Exercise materials:

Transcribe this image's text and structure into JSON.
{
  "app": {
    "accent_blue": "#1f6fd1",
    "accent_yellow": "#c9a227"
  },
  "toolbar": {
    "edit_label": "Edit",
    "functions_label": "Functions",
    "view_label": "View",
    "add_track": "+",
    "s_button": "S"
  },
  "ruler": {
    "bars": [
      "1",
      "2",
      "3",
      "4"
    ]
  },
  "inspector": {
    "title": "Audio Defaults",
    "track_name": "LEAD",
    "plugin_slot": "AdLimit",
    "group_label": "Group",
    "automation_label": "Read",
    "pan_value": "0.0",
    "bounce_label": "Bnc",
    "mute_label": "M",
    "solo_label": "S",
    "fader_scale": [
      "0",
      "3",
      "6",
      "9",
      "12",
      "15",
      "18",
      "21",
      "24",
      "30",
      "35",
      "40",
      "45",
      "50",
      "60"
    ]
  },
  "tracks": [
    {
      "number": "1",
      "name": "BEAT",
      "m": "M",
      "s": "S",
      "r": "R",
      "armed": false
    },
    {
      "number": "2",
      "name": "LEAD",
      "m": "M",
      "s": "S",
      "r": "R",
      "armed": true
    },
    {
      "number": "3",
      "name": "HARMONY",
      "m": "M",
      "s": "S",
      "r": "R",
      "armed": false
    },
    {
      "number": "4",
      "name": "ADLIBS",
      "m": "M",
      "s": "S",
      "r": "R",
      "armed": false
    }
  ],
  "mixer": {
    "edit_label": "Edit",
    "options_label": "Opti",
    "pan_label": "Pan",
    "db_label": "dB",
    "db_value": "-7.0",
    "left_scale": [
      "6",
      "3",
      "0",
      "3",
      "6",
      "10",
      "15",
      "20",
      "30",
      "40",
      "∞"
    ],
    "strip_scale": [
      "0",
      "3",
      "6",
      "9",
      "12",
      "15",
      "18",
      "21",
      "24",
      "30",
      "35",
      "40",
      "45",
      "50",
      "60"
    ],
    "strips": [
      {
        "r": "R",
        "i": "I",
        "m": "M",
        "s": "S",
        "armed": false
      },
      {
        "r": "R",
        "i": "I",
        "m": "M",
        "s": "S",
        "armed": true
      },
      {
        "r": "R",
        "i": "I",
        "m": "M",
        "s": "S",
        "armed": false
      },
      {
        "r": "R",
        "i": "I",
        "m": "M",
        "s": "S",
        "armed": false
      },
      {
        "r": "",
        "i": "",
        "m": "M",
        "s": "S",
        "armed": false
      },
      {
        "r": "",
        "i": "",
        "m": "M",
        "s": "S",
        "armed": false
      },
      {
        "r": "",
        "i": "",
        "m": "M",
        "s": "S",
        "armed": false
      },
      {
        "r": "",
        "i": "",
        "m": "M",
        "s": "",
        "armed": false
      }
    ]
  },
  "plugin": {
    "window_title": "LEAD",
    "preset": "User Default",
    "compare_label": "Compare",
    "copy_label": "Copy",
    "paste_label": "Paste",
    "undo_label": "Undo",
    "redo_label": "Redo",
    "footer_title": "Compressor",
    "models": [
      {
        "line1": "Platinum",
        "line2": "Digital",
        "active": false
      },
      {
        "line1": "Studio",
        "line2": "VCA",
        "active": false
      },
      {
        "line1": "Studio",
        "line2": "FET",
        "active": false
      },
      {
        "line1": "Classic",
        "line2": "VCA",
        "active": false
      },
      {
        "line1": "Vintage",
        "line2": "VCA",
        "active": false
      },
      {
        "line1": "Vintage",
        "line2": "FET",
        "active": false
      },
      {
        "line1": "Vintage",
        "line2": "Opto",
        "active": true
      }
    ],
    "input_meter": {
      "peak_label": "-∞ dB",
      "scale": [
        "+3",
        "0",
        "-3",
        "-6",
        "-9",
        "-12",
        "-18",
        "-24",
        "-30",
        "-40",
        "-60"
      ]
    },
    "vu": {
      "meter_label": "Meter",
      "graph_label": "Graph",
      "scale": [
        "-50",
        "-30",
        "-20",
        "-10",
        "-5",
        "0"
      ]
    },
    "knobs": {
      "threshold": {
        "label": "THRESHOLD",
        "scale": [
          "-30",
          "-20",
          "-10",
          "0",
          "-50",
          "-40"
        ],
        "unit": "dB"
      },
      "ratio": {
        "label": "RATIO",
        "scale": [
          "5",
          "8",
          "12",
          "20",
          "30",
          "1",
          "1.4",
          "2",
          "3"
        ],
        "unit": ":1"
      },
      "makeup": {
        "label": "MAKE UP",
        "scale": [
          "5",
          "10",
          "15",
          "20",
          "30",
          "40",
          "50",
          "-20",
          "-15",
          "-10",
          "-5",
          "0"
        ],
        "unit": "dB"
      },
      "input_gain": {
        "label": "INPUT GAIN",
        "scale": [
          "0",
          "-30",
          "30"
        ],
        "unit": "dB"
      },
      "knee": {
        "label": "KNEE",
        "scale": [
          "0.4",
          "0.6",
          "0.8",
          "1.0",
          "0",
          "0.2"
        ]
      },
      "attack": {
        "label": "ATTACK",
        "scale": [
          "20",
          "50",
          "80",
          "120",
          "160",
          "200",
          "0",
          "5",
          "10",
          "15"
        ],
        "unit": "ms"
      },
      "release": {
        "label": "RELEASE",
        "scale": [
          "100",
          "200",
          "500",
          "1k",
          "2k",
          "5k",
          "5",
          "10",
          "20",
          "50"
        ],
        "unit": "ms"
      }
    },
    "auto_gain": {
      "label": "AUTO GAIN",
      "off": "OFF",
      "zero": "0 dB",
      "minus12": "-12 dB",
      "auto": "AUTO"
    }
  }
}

Work to do: Repeat the data precisely, line by line.

Output:
Transcribe this image's text and structure into JSON.
{
  "app": {
    "accent_blue": "#1f6fd1",
    "accent_yellow": "#c9a227"
  },
  "toolbar": {
    "edit_label": "Edit",
    "functions_label": "Functions",
    "view_label": "View",
    "add_track": "+",
    "s_button": "S"
  },
  "ruler": {
    "bars": [
      "1",
      "2",
      "3",
      "4"
    ]
  },
  "inspector": {
    "title": "Audio Defaults",
    "track_name": "LEAD",
    "plugin_slot": "AdLimit",
    "group_label": "Group",
    "automation_label": "Read",
    "pan_value": "0.0",
    "bounce_label": "Bnc",
    "mute_label": "M",
    "solo_label": "S",
    "fader_scale": [
      "0",
      "3",
      "6",
      "9",
      "12",
      "15",
      "18",
      "21",
      "24",
      "30",
      "35",
      "40",
      "45",
      "50",
      "60"
    ]
  },
  "tracks": [
    {
      "number": "1",
      "name": "BEAT",
      "m": "M",
      "s": "S",
      "r": "R",
      "armed": false
    },
    {
      "number": "2",
      "name": "LEAD",
      "m": "M",
      "s": "S",
      "r": "R",
      "armed": true
    },
    {
      "number": "3",
      "name": "HARMONY",
      "m": "M",
      "s": "S",
      "r": "R",
      "armed": false
    },
    {
      "number": "4",
      "name": "ADLIBS",
      "m": "M",
      "s": "S",
      "r": "R",
      "armed": false
    }
  ],
  "mixer": {
    "edit_label": "Edit",
    "options_label": "Opti",
    "pan_label": "Pan",
    "db_label": "dB",
    "db_value": "-7.0",
    "left_scale": [
      "6",
      "3",
      "0",
      "3",
      "6",
      "10",
      "15",
      "20",
      "30",
      "40",
      "∞"
    ],
    "strip_scale": [
      "0",
      "3",
      "6",
      "9",
      "12",
      "15",
      "18",
      "21",
      "24",
      "30",
      "35",
      "40",
      "45",
      "50",
      "60"
    ],
    "strips": [
      {
        "r": "R",
        "i": "I",
        "m": "M",
        "s": "S",
        "armed": false
      },
      {
        "r": "R",
        "i": "I",
        "m": "M",
        "s": "S",
        "armed": true
      },
      {
        "r": "R",
        "i": "I",
        "m": "M",
        "s": "S",
        "armed": false
      },
      {
        "r": "R",
        "i": "I",
        "m": "M",
        "s": "S",
        "armed": false
      },
      {
        "r": "",
        "i": "",
        "m": "M",
        "s": "S",
        "armed": false
      },
      {
        "r": "",
        "i": "",
        "m": "M",
        "s": "S",
        "armed": false
      },
      {
        "r": "",
        "i": "",
        "m": "M",
        "s": "S",
        "armed": false
      },
      {
        "r": "",
        "i": "",
        "m": "M",
        "s": "",
        "armed": false
      }
    ]
  },
  "plugin": {
    "window_title": "LEAD",
    "preset": "User Default",
    "compare_label": "Compare",
    "copy_label": "Copy",
    "paste_label": "Paste",
    "undo_label": "Undo",
    "redo_label": "Redo",
    "footer_title": "Compressor",
    "models": [
      {
        "line1": "Platinum",
        "line2": "Digital",
        "active": false
      },
      {
        "line1": "Studio",
        "line2": "VCA",
        "active": false
      },
      {
        "line1": "Studio",
        "line2": "FET",
        "active": false
      },
      {
        "line1": "Classic",
        "line2": "VCA",
        "active": false
      },
      {
        "line1": "Vintage",
        "line2": "VCA",
        "active": false
      },
      {
        "line1": "Vintage",
        "line2": "FET",
        "active": false
      },
      {
        "line1": "Vintage",
        "line2": "Opto",
        "active": true
      }
    ],
    "input_meter": {
      "peak_label": "-∞ dB",
      "scale": [
        "+3",
        "0",
        "-3",
        "-6",
        "-9",
        "-12",
        "-18",
        "-24",
        "-30",
        "-40",
        "-60"
      ]
    },
    "vu": {
      "meter_label": "Meter",
      "graph_label": "Graph",
      "scale": [
        "-50",
        "-30",
        "-20",
        "-10",
        "-5",
        "0"
      ]
    },
    "knobs": {
      "threshold": {
        "label": "THRESHOLD",
        "scale": [
          "-30",
          "-20",
          "-10",
          "0",
          "-50",
          "-40"
        ],
        "unit": "dB"
      },
      "ratio": {
        "label": "RATIO",
        "scale": [
          "5",
          "8",
          "12",
          "20",
          "30",
          "1",
          "1.4",
          "2",
          "3"
        ],
        "unit": ":1"
      },
      "makeup": {
        "label": "MAKE UP",
        "scale": [
          "5",
          "10",
          "15",
          "20",
          "30",
          "40",
          "50",
          "-20",
          "-15",
          "-10",
          "-5",
          "0"
        ],
        "unit": "dB"
      },
      "input_gain": {
        "label": "INPUT GAIN",
        "scale": [
          "0",
          "-30",
          "30"
        ],
        "unit": "dB"
      },
      "knee": {
        "label": "KNEE",
        "scale": [
          "0.4",
          "0.6",
          "0.8",
          "1.0",
          "0",
          "0.2"
        ]
      },
      "attack": {
        "label": "ATTACK",
        "scale": [
          "20",
          "50",
          "80",
          "120",
          "160",
          "200",
          "0",
          "5",
          "10",
          "15"
        ],
        "unit": "ms"
      },
      "release": {
        "label": "RELEASE",
        "scale": [
          "100",
          "200",
          "500",
          "1k",
          "2k",
          "5k",
          "5",
          "10",
          "20",
          "50"
        ],
        "unit": "ms"
      }
    },
    "auto_gain": {
      "label": "AUTO GAIN",
      "off": "OFF",
      "zero": "0 dB",
      "minus12": "-12 dB",
      "auto": "AUTO"
    }
  }
}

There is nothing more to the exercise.